===== Material for this exercise =====
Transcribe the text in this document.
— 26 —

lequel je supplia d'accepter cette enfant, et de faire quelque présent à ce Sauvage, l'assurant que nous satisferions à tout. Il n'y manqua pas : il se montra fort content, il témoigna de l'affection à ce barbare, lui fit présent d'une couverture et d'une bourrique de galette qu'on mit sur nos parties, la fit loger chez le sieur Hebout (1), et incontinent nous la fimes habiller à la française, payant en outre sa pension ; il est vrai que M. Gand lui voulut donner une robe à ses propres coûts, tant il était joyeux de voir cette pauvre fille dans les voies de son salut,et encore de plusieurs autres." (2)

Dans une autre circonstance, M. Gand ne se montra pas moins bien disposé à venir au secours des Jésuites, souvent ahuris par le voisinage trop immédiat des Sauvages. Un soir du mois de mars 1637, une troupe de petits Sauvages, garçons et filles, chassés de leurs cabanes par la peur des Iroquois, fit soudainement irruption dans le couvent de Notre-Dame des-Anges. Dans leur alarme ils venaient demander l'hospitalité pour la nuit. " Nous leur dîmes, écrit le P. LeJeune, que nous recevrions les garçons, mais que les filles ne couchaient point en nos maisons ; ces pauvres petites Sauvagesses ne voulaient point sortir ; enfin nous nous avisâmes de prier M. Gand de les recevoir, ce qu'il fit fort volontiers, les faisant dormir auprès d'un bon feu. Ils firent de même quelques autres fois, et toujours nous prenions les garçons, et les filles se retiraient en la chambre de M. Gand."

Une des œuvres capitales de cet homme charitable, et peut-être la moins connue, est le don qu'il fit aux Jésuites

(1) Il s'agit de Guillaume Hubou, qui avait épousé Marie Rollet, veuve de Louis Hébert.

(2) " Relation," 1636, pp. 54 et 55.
=====
===== Material for this exercise =====
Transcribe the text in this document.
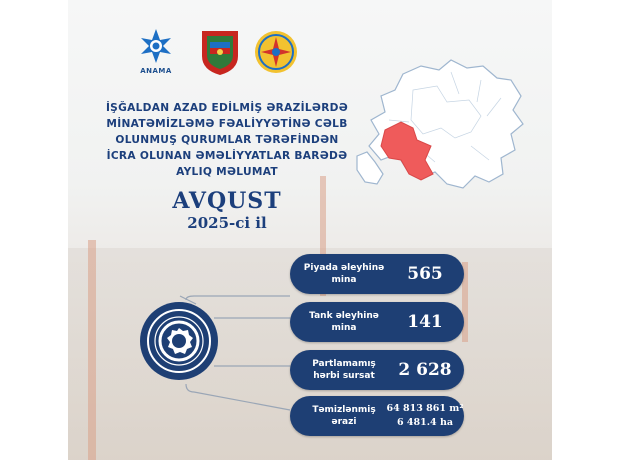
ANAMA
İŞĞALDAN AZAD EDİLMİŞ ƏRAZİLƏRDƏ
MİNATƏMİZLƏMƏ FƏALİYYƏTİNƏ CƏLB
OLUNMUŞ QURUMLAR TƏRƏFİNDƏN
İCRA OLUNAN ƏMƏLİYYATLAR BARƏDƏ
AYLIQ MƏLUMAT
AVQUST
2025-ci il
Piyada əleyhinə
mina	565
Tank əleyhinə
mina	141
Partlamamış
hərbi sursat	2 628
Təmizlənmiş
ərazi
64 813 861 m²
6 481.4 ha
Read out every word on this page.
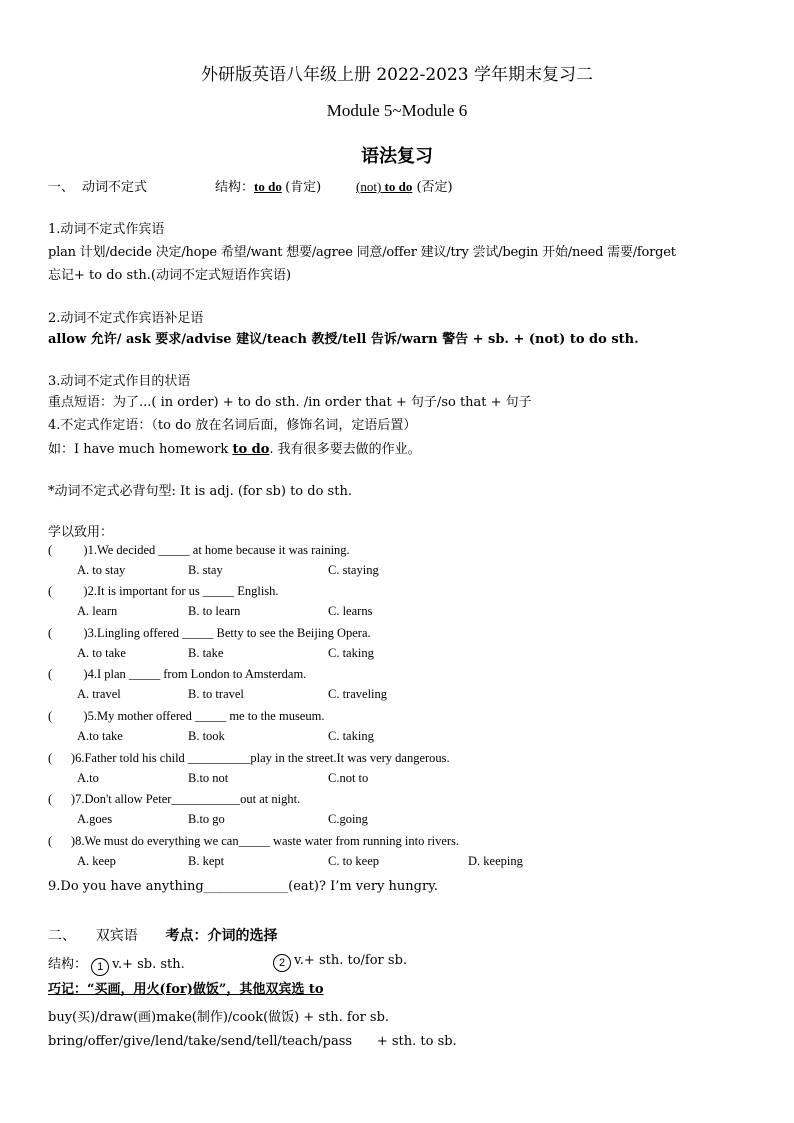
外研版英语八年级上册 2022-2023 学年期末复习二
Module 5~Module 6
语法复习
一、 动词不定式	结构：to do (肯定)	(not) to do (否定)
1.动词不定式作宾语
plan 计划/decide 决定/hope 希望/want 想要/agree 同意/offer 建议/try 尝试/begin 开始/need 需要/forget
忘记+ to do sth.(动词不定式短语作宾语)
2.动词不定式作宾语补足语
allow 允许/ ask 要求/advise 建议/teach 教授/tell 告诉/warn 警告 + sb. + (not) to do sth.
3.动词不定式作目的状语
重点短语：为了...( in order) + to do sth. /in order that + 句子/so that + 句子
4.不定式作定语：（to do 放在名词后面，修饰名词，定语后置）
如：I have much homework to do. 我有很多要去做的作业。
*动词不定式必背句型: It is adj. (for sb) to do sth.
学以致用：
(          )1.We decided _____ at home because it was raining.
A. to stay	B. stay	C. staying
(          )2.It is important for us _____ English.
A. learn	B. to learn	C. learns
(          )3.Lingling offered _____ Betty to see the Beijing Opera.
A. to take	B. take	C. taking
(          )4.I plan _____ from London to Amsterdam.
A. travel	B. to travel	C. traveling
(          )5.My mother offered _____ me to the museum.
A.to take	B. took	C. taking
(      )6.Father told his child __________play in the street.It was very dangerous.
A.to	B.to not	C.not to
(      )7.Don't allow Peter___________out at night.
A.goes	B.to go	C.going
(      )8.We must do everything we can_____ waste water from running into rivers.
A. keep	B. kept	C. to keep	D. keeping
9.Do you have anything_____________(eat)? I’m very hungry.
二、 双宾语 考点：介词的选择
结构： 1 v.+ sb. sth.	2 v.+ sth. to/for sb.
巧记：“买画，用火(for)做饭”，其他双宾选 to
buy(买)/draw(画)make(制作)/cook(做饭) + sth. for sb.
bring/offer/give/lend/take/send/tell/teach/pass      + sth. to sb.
=====
===== Material for this exercise =====
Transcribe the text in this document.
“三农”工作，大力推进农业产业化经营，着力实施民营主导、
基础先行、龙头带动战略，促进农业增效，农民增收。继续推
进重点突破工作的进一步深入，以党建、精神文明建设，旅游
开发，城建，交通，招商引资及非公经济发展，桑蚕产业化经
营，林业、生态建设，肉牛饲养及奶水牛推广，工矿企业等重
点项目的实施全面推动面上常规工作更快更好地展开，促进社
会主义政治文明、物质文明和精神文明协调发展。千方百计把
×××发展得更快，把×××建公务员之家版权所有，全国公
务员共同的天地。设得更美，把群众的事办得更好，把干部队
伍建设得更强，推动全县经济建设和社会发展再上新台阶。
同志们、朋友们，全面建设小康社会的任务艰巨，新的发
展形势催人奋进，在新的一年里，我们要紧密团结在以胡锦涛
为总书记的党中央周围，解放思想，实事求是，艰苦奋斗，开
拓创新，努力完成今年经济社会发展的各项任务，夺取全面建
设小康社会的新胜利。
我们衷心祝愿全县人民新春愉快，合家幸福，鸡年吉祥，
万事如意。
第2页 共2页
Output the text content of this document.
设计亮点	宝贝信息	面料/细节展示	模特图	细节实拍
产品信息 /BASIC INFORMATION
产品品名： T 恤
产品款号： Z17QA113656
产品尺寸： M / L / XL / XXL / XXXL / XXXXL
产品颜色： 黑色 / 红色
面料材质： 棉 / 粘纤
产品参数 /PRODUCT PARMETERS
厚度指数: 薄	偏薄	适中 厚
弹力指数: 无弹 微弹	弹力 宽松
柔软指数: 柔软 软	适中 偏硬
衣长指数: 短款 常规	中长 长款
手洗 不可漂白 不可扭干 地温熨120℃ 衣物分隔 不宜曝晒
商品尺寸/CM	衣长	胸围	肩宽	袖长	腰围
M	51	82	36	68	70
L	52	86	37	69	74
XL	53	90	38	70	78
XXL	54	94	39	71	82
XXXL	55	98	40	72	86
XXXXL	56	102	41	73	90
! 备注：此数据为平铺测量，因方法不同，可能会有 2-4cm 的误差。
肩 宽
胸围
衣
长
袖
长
=====
Search the data for the word "Jésuites" and copy each line where it appears.

#### Solution for this exercise
Dans une autre circonstance, M. Gand ne se montra pas moins bien disposé à venir au secours des Jésuites, souvent ahuris par le voisinage trop immédiat des Sauvages. Un soir du mois de mars 1637, une troupe de petits Sauvages, garçons et filles, chassés de leurs cabanes par la peur des Iroquois, fit soudainement irruption dans le couvent de Notre-Dame des-Anges. Dans leur alarme ils venaient demander l'hospitalité pour la nuit. " Nous leur dîmes, écrit le P. LeJeune, que nous recevrions les garçons, mais que les filles ne couchaient point en nos maisons ; ces pauvres petites Sauvagesses ne voulaient point sortir ; enfin nous nous avisâmes de prier M. Gand de les recevoir, ce qu'il fit fort volontiers, les faisant dormir auprès d'un bon feu. Ils firent de même quelques autres fois, et toujours nous prenions les garçons, et les filles se retiraient en la chambre de M. Gand."
Une des œuvres capitales de cet homme charitable, et peut-être la moins connue, est le don qu'il fit aux Jésuites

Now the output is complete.